■ **THE REQUEST**:
Could you print every record below exactly as it appears?

■ **SOURCE RECORDS**:
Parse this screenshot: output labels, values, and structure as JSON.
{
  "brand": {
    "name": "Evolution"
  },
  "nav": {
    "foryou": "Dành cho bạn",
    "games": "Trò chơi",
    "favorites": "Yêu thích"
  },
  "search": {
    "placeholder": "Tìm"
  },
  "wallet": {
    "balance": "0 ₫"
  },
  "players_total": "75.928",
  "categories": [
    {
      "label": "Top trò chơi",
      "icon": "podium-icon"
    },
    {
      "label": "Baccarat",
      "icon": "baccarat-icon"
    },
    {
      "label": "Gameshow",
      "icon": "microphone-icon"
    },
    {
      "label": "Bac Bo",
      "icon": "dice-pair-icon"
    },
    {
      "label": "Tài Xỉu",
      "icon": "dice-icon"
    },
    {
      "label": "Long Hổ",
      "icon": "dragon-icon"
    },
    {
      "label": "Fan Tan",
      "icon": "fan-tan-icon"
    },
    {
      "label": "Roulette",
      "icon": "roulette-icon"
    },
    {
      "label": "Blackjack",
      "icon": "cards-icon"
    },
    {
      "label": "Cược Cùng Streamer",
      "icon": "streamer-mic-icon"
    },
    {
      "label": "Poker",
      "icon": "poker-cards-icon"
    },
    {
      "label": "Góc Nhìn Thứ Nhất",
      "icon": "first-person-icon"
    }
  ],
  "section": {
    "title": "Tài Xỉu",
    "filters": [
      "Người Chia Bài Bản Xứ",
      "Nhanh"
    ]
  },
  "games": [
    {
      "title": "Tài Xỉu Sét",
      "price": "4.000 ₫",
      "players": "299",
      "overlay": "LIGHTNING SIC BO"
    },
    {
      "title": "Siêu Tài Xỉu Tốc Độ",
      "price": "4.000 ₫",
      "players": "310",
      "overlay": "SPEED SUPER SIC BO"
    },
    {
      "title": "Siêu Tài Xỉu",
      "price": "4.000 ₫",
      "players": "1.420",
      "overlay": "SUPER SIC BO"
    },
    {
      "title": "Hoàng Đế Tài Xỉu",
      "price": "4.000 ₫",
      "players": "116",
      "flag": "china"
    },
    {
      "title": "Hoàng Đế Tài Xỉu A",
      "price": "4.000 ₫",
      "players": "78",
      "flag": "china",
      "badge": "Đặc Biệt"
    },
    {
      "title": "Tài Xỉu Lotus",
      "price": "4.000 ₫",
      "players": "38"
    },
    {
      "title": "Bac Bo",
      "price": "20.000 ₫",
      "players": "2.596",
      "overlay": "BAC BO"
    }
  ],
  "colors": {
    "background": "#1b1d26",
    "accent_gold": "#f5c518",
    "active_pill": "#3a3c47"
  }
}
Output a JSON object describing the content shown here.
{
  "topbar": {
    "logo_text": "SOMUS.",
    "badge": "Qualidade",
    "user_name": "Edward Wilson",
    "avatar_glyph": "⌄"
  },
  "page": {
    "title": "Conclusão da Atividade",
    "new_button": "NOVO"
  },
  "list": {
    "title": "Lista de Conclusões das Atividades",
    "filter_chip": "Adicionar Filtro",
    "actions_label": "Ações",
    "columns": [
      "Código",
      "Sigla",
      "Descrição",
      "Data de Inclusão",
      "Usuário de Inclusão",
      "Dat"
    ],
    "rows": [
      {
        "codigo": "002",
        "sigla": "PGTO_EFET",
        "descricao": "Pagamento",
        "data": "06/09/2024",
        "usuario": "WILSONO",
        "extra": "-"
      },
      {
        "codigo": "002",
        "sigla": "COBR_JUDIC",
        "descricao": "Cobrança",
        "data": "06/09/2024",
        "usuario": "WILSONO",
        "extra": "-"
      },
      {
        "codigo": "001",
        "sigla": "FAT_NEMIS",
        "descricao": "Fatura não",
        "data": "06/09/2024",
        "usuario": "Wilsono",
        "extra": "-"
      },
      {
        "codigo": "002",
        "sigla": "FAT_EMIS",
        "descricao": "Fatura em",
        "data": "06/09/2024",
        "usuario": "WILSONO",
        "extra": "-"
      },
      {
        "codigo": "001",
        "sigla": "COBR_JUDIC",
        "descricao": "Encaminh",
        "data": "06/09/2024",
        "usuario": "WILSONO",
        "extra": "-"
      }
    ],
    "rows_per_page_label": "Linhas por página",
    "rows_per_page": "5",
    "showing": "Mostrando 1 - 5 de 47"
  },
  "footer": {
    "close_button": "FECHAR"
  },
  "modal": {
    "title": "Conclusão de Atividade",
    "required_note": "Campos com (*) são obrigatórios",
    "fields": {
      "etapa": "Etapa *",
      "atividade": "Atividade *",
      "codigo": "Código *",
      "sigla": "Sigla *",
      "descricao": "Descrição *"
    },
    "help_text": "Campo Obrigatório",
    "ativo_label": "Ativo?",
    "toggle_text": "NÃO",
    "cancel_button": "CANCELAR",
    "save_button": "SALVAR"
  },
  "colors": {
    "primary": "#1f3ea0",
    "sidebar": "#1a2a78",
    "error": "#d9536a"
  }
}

■ **RESPONSE TO THE TASK**:
Parse this screenshot: output labels, values, and structure as JSON.
{
  "brand": {
    "name": "Evolution"
  },
  "nav": {
    "foryou": "Dành cho bạn",
    "games": "Trò chơi",
    "favorites": "Yêu thích"
  },
  "search": {
    "placeholder": "Tìm"
  },
  "wallet": {
    "balance": "0 ₫"
  },
  "players_total": "75.928",
  "categories": [
    {
      "label": "Top trò chơi",
      "icon": "podium-icon"
    },
    {
      "label": "Baccarat",
      "icon": "baccarat-icon"
    },
    {
      "label": "Gameshow",
      "icon": "microphone-icon"
    },
    {
      "label": "Bac Bo",
      "icon": "dice-pair-icon"
    },
    {
      "label": "Tài Xỉu",
      "icon": "dice-icon"
    },
    {
      "label": "Long Hổ",
      "icon": "dragon-icon"
    },
    {
      "label": "Fan Tan",
      "icon": "fan-tan-icon"
    },
    {
      "label": "Roulette",
      "icon": "roulette-icon"
    },
    {
      "label": "Blackjack",
      "icon": "cards-icon"
    },
    {
      "label": "Cược Cùng Streamer",
      "icon": "streamer-mic-icon"
    },
    {
      "label": "Poker",
      "icon": "poker-cards-icon"
    },
    {
      "label": "Góc Nhìn Thứ Nhất",
      "icon": "first-person-icon"
    }
  ],
  "section": {
    "title": "Tài Xỉu",
    "filters": [
      "Người Chia Bài Bản Xứ",
      "Nhanh"
    ]
  },
  "games": [
    {
      "title": "Tài Xỉu Sét",
      "price": "4.000 ₫",
      "players": "299",
      "overlay": "LIGHTNING SIC BO"
    },
    {
      "title": "Siêu Tài Xỉu Tốc Độ",
      "price": "4.000 ₫",
      "players": "310",
      "overlay": "SPEED SUPER SIC BO"
    },
    {
      "title": "Siêu Tài Xỉu",
      "price": "4.000 ₫",
      "players": "1.420",
      "overlay": "SUPER SIC BO"
    },
    {
      "title": "Hoàng Đế Tài Xỉu",
      "price": "4.000 ₫",
      "players": "116",
      "flag": "china"
    },
    {
      "title": "Hoàng Đế Tài Xỉu A",
      "price": "4.000 ₫",
      "players": "78",
      "flag": "china",
      "badge": "Đặc Biệt"
    },
    {
      "title": "Tài Xỉu Lotus",
      "price": "4.000 ₫",
      "players": "38"
    },
    {
      "title": "Bac Bo",
      "price": "20.000 ₫",
      "players": "2.596",
      "overlay": "BAC BO"
    }
  ],
  "colors": {
    "background": "#1b1d26",
    "accent_gold": "#f5c518",
    "active_pill": "#3a3c47"
  }
}
Output a JSON object describing the content shown here.
{
  "topbar": {
    "logo_text": "SOMUS.",
    "badge": "Qualidade",
    "user_name": "Edward Wilson",
    "avatar_glyph": "⌄"
  },
  "page": {
    "title": "Conclusão da Atividade",
    "new_button": "NOVO"
  },
  "list": {
    "title": "Lista de Conclusões das Atividades",
    "filter_chip": "Adicionar Filtro",
    "actions_label": "Ações",
    "columns": [
      "Código",
      "Sigla",
      "Descrição",
      "Data de Inclusão",
      "Usuário de Inclusão",
      "Dat"
    ],
    "rows": [
      {
        "codigo": "002",
        "sigla": "PGTO_EFET",
        "descricao": "Pagamento",
        "data": "06/09/2024",
        "usuario": "WILSONO",
        "extra": "-"
      },
      {
        "codigo": "002",
        "sigla": "COBR_JUDIC",
        "descricao": "Cobrança",
        "data": "06/09/2024",
        "usuario": "WILSONO",
        "extra": "-"
      },
      {
        "codigo": "001",
        "sigla": "FAT_NEMIS",
        "descricao": "Fatura não",
        "data": "06/09/2024",
        "usuario": "Wilsono",
        "extra": "-"
      },
      {
        "codigo": "002",
        "sigla": "FAT_EMIS",
        "descricao": "Fatura em",
        "data": "06/09/2024",
        "usuario": "WILSONO",
        "extra": "-"
      },
      {
        "codigo": "001",
        "sigla": "COBR_JUDIC",
        "descricao": "Encaminh",
        "data": "06/09/2024",
        "usuario": "WILSONO",
        "extra": "-"
      }
    ],
    "rows_per_page_label": "Linhas por página",
    "rows_per_page": "5",
    "showing": "Mostrando 1 - 5 de 47"
  },
  "footer": {
    "close_button": "FECHAR"
  },
  "modal": {
    "title": "Conclusão de Atividade",
    "required_note": "Campos com (*) são obrigatórios",
    "fields": {
      "etapa": "Etapa *",
      "atividade": "Atividade *",
      "codigo": "Código *",
      "sigla": "Sigla *",
      "descricao": "Descrição *"
    },
    "help_text": "Campo Obrigatório",
    "ativo_label": "Ativo?",
    "toggle_text": "NÃO",
    "cancel_button": "CANCELAR",
    "save_button": "SALVAR"
  },
  "colors": {
    "primary": "#1f3ea0",
    "sidebar": "#1a2a78",
    "error": "#d9536a"
  }
}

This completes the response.